> [WHAT IS REQUIRED]: Reproduce each line of the material exactly, minus any picture.

Records about charts and figures:

______

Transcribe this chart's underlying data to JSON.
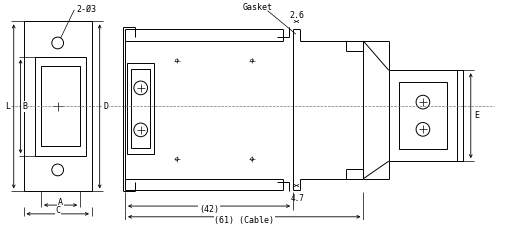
{
  "bg_color": "#ffffff",
  "line_color": "#000000",
  "fig_width": 5.06,
  "fig_height": 2.25,
  "dpi": 100,
  "annotations": {
    "hole_label": "2-Ø3",
    "gasket": "Gasket",
    "dim_26": "2.6",
    "dim_47": "4.7",
    "dim_42": "(42)",
    "dim_61": "(61) (Cable)",
    "label_L": "L",
    "label_B": "B",
    "label_D": "D",
    "label_A": "A",
    "label_C": "C",
    "label_E": "E"
  },
  "lw_main": 0.7,
  "lw_thin": 0.5,
  "lw_dim": 0.6,
  "fontsize": 6.0
}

______

> [ANSWER TO THIS PROBLEM]:
Transcribe this chart's underlying data to JSON.
{
  "bg_color": "#ffffff",
  "line_color": "#000000",
  "fig_width": 5.06,
  "fig_height": 2.25,
  "dpi": 100,
  "annotations": {
    "hole_label": "2-Ø3",
    "gasket": "Gasket",
    "dim_26": "2.6",
    "dim_47": "4.7",
    "dim_42": "(42)",
    "dim_61": "(61) (Cable)",
    "label_L": "L",
    "label_B": "B",
    "label_D": "D",
    "label_A": "A",
    "label_C": "C",
    "label_E": "E"
  },
  "lw_main": 0.7,
  "lw_thin": 0.5,
  "lw_dim": 0.6,
  "fontsize": 6.0
}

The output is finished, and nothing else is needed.